START Records for the exercise

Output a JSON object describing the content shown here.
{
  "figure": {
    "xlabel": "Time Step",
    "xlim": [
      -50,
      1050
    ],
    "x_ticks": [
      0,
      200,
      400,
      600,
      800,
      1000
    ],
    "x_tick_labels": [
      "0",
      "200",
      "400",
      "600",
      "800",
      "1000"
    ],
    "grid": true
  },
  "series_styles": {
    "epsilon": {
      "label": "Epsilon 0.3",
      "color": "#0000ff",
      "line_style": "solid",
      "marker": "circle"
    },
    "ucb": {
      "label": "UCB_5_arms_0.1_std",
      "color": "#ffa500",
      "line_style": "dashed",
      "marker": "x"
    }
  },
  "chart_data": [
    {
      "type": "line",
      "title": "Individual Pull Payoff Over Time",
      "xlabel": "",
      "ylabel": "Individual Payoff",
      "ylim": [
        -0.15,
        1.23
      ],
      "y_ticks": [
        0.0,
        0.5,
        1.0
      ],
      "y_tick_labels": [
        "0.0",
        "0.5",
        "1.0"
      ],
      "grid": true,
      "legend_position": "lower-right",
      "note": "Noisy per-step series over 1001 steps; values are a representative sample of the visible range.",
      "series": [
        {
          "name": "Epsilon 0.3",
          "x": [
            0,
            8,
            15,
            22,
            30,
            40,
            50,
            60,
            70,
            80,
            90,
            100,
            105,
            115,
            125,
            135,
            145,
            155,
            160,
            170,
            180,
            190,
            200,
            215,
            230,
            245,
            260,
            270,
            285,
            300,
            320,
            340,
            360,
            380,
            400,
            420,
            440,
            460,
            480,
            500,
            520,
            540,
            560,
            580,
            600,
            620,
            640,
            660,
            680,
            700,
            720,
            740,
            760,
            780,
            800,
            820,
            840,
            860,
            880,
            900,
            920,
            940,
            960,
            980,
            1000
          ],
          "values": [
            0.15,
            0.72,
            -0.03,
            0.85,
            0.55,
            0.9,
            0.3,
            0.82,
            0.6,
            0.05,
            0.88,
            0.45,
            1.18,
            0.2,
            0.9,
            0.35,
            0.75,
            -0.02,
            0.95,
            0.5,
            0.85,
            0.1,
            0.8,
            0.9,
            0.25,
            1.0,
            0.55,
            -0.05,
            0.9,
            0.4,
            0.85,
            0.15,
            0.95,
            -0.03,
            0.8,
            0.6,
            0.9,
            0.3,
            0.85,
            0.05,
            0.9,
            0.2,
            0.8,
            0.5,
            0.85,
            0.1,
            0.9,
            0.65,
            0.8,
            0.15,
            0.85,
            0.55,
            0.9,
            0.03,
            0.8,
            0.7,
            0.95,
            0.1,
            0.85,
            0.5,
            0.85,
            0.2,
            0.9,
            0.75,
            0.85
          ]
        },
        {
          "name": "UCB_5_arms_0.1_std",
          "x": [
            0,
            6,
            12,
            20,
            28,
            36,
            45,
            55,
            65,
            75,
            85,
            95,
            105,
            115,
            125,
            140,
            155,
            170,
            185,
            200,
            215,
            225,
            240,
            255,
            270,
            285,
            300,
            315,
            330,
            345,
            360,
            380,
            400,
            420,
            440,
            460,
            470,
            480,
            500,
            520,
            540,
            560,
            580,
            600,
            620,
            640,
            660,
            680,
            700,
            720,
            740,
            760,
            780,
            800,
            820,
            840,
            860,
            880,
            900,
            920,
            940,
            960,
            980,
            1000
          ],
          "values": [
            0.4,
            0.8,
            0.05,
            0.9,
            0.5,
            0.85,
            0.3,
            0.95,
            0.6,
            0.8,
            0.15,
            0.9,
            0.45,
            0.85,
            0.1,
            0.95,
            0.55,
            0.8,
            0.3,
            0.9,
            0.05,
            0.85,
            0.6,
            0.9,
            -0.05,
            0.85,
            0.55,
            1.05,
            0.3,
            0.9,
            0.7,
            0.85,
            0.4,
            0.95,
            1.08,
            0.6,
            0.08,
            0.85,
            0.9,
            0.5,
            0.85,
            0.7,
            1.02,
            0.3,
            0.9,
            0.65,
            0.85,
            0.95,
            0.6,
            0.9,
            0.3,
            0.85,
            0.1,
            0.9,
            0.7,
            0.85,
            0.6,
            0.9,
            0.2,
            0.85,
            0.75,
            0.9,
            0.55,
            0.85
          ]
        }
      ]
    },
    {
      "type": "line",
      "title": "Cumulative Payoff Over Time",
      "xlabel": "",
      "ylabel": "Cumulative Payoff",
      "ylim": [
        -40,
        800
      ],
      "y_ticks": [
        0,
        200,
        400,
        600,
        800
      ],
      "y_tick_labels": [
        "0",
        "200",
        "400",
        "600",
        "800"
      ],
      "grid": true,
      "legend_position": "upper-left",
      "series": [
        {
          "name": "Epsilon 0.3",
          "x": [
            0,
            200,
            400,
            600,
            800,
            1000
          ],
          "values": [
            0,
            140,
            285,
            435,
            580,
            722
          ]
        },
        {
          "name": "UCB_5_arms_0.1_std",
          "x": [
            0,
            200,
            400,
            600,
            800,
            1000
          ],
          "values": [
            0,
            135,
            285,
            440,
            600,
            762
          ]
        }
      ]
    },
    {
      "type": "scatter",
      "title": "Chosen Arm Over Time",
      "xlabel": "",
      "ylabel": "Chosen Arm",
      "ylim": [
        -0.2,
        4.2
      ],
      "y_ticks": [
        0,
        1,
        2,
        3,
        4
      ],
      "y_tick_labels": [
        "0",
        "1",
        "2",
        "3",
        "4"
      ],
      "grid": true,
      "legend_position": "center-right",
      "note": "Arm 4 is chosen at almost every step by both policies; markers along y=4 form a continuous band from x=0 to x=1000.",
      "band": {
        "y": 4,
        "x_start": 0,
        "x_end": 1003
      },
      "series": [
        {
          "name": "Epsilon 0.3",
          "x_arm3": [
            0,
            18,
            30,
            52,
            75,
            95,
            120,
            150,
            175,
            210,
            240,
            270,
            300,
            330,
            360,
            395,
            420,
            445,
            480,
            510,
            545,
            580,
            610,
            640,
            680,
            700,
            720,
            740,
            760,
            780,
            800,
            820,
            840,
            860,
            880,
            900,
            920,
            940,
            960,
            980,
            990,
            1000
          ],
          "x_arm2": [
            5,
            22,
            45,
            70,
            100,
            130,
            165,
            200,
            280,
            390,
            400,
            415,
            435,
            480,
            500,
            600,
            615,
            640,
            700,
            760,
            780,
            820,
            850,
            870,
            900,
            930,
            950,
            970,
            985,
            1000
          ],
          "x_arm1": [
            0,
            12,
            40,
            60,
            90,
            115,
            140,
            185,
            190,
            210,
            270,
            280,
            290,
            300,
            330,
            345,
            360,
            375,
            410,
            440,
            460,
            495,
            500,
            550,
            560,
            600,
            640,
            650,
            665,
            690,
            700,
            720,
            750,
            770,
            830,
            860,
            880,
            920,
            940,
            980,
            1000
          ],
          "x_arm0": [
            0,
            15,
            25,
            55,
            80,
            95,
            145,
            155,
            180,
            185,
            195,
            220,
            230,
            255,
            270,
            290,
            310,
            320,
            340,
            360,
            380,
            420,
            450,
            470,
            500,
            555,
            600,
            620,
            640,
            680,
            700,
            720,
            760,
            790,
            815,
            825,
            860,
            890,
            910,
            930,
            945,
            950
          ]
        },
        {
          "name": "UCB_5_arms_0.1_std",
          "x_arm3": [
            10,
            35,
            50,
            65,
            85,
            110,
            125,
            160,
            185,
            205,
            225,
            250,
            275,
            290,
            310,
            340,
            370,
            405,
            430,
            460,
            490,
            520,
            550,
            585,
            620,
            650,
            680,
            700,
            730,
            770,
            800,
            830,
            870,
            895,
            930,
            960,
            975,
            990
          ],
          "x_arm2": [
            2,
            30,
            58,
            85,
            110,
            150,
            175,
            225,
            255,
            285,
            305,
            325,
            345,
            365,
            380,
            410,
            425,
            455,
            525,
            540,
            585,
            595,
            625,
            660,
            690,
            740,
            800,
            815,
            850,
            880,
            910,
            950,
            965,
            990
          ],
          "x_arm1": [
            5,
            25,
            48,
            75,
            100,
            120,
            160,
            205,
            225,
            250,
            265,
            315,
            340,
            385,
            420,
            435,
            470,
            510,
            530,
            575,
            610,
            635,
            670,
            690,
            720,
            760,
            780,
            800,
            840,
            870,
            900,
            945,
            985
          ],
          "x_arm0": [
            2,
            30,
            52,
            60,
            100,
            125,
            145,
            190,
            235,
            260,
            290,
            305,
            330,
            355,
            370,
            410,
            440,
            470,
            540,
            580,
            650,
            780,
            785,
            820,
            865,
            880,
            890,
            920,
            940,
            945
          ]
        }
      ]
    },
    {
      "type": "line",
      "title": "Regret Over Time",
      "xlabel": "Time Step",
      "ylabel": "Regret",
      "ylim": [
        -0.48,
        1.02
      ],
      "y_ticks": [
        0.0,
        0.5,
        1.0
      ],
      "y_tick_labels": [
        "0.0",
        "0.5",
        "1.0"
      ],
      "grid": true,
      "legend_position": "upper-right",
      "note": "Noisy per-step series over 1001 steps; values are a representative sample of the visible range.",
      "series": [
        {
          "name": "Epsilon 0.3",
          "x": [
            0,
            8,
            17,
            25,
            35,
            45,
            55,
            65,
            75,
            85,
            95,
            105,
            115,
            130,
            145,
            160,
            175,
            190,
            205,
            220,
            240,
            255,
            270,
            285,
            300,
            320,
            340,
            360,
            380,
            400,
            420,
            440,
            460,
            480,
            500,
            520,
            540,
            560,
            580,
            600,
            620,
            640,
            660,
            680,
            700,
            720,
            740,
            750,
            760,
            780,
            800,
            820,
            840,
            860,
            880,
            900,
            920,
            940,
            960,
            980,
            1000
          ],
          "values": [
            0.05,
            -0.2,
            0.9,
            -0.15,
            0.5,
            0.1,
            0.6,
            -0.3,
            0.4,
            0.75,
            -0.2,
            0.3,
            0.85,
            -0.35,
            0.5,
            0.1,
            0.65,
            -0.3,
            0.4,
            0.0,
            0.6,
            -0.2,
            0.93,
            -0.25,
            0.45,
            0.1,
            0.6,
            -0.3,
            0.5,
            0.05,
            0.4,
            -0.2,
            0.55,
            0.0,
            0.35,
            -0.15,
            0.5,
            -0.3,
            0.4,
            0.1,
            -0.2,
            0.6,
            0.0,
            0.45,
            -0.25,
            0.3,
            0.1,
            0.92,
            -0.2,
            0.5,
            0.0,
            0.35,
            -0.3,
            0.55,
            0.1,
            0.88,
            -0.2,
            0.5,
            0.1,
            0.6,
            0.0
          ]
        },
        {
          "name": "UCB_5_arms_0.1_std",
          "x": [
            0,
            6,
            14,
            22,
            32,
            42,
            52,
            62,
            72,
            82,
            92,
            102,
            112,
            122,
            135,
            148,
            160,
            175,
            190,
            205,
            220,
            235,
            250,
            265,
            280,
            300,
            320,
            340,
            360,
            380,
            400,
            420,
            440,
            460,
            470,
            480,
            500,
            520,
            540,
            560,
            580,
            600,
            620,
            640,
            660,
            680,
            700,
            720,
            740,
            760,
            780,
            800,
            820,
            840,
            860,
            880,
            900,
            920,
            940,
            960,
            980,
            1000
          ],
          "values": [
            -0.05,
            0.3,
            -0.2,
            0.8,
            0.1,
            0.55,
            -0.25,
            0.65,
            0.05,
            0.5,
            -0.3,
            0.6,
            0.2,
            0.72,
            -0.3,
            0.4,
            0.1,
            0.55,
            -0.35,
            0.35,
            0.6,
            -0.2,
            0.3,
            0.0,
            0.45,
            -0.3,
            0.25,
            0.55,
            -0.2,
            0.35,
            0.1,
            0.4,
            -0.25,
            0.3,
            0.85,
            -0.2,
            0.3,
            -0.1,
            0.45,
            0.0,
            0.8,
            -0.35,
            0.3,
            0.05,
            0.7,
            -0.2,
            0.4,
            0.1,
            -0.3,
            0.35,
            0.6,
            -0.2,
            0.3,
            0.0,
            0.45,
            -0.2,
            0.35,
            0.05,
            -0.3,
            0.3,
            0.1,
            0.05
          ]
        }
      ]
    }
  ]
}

END Records for the exercise

**Exercise**
Above are the entries; count how many of their lines contain the word "band" and give only that number.

**Finished exercise**
2